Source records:
## Start

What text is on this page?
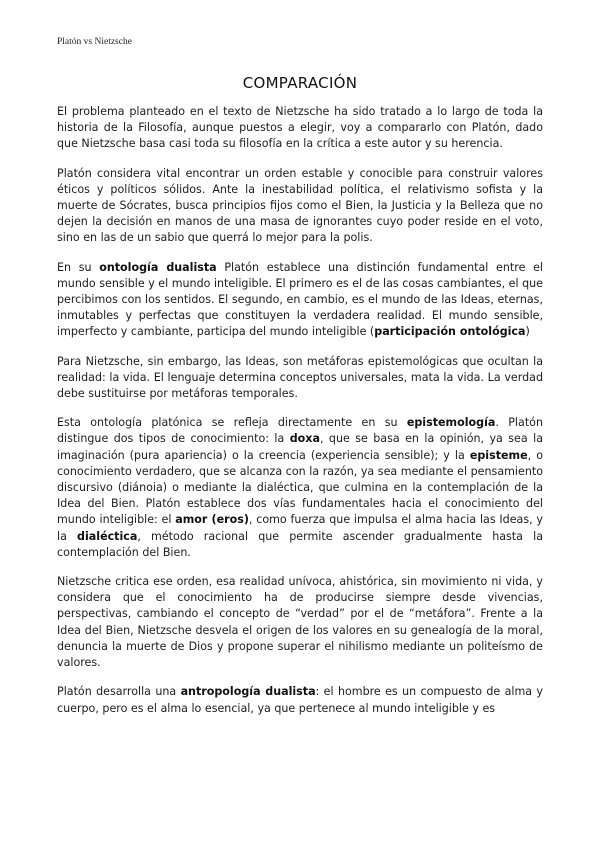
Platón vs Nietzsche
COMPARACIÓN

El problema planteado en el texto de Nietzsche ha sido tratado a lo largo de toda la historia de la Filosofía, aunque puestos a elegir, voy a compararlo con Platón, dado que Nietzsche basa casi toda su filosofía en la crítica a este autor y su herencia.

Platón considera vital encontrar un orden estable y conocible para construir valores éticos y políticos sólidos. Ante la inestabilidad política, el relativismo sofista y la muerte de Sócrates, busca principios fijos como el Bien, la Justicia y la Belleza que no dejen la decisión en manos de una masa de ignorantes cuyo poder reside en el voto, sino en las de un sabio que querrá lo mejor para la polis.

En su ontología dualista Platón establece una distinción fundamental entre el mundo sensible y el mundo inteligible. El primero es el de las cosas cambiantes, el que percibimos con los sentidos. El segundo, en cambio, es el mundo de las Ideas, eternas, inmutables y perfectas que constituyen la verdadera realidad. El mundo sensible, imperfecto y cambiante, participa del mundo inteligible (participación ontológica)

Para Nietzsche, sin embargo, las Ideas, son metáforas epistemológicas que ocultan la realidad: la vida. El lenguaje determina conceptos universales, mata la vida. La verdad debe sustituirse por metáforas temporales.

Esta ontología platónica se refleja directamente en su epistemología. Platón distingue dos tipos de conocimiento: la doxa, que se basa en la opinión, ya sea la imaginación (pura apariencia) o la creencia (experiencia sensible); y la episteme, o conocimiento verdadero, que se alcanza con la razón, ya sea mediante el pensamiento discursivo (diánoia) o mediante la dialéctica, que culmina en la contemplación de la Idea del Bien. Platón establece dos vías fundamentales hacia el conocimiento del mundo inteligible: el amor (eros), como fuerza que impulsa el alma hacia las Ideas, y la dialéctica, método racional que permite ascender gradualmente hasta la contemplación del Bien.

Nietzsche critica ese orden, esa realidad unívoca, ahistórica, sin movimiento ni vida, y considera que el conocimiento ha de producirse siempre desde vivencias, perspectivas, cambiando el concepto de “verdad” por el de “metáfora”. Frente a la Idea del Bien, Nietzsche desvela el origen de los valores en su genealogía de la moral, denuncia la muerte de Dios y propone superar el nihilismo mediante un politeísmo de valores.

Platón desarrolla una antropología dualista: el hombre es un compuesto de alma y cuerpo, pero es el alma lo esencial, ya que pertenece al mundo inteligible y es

## End
## Start

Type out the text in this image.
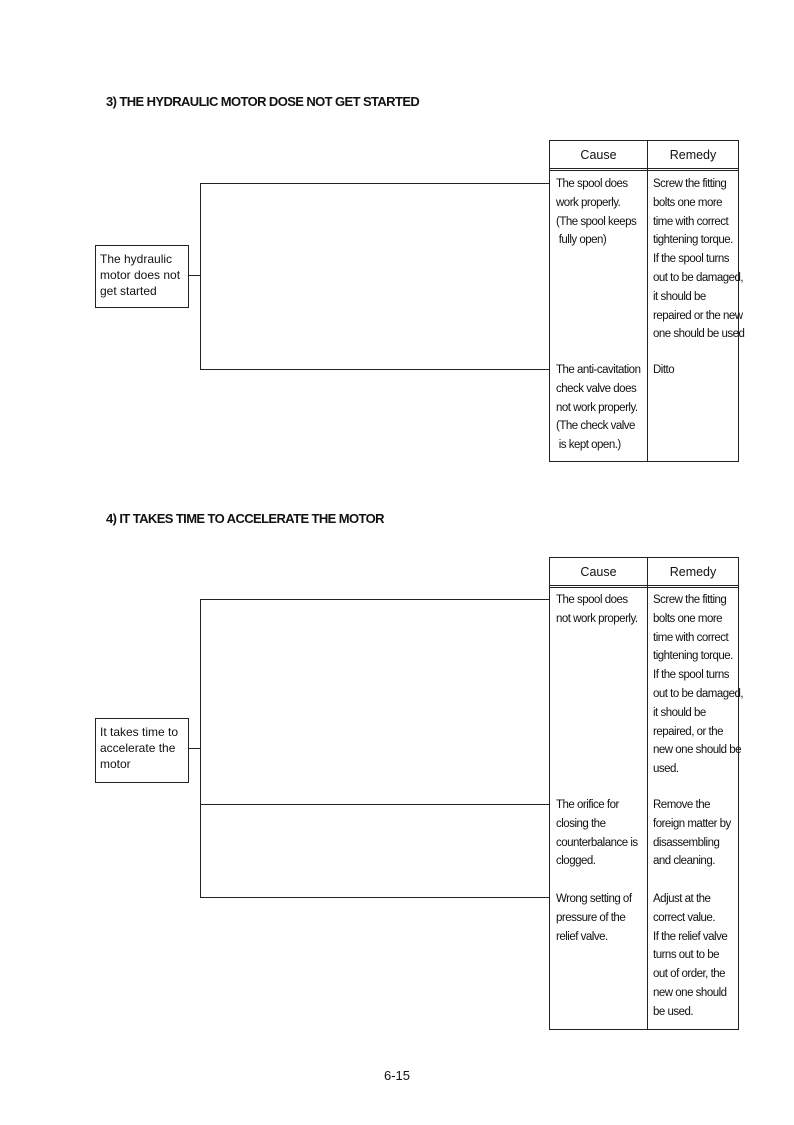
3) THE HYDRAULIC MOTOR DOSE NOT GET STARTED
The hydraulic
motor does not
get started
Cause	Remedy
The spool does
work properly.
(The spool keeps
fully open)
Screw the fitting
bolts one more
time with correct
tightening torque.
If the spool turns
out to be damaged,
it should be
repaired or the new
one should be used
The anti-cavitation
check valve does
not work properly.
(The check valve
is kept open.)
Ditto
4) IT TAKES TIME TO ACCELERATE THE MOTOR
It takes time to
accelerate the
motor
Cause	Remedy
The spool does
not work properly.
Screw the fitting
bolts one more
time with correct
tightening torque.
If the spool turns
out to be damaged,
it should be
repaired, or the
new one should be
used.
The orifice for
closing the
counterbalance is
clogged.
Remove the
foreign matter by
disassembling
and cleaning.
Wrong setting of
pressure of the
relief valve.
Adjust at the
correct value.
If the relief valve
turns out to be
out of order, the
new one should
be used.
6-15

## End
## Start

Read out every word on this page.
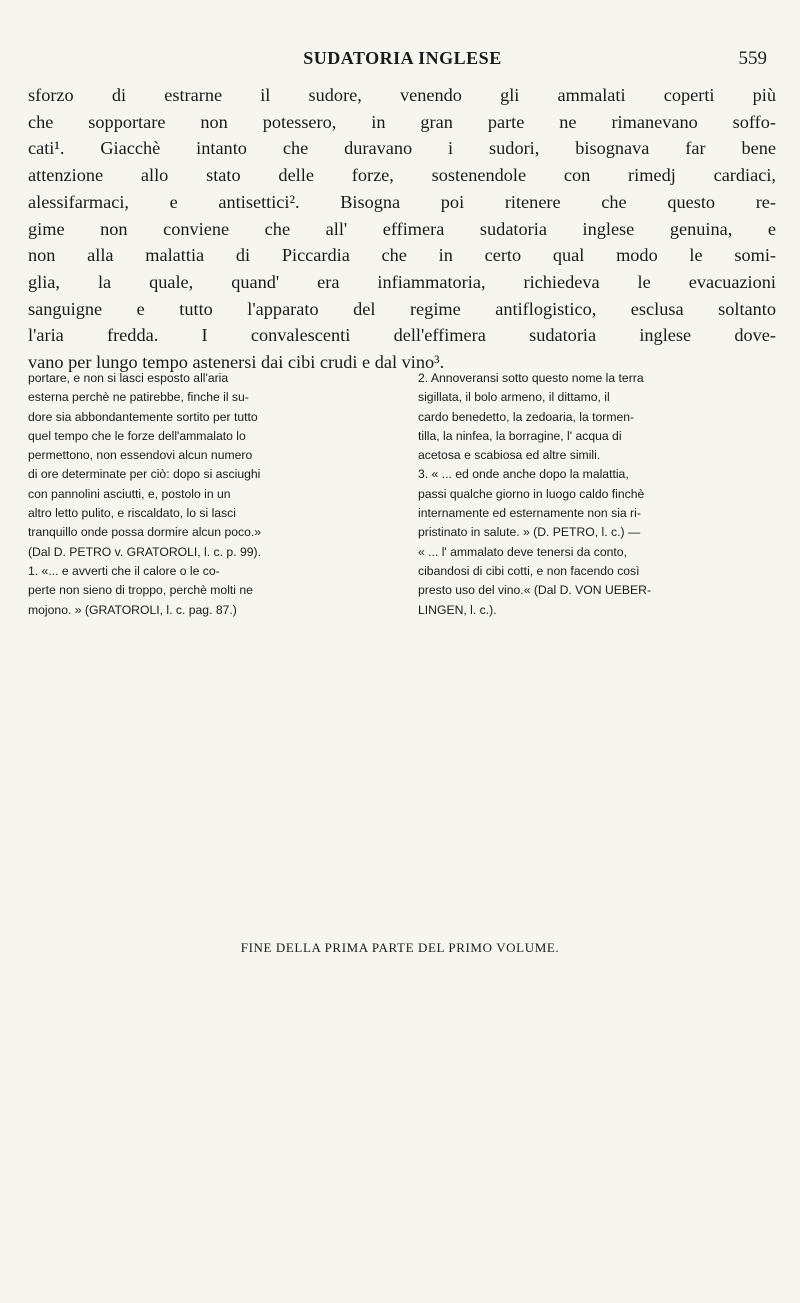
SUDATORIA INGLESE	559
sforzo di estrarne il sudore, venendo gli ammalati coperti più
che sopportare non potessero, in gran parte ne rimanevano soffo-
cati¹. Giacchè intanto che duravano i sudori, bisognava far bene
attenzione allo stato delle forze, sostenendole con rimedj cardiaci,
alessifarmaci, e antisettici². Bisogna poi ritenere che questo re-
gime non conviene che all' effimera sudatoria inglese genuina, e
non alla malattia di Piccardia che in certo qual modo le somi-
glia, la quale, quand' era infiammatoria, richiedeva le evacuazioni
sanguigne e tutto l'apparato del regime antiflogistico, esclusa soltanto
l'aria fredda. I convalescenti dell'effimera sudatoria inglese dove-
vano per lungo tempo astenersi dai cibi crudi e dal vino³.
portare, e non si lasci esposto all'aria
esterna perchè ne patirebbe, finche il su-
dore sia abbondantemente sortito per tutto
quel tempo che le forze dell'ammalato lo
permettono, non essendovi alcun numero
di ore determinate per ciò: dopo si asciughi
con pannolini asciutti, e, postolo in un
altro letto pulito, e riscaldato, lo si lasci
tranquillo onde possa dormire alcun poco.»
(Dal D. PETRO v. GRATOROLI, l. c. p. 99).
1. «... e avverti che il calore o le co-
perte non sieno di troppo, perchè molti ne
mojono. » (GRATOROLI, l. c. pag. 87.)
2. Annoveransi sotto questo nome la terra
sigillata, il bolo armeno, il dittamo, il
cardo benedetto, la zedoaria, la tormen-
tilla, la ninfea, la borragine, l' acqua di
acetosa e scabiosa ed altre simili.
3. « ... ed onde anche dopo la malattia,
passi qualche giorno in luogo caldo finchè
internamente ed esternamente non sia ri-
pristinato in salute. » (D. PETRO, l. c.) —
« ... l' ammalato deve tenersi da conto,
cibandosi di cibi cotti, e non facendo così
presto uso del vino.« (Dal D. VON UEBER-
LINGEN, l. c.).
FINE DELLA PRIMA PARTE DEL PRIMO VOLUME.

## End

From the data, collect all lines where the string "muerte" appears.

Platón considera vital encontrar un orden estable y conocible para construir valores éticos y políticos sólidos. Ante la inestabilidad política, el relativismo sofista y la muerte de Sócrates, busca principios fijos como el Bien, la Justicia y la Belleza que no dejen la decisión en manos de una masa de ignorantes cuyo poder reside en el voto, sino en las de un sabio que querrá lo mejor para la polis.
Nietzsche critica ese orden, esa realidad unívoca, ahistórica, sin movimiento ni vida, y considera que el conocimiento ha de producirse siempre desde vivencias, perspectivas, cambiando el concepto de “verdad” por el de “metáfora”. Frente a la Idea del Bien, Nietzsche desvela el origen de los valores en su genealogía de la moral, denuncia la muerte de Dios y propone superar el nihilismo mediante un politeísmo de valores.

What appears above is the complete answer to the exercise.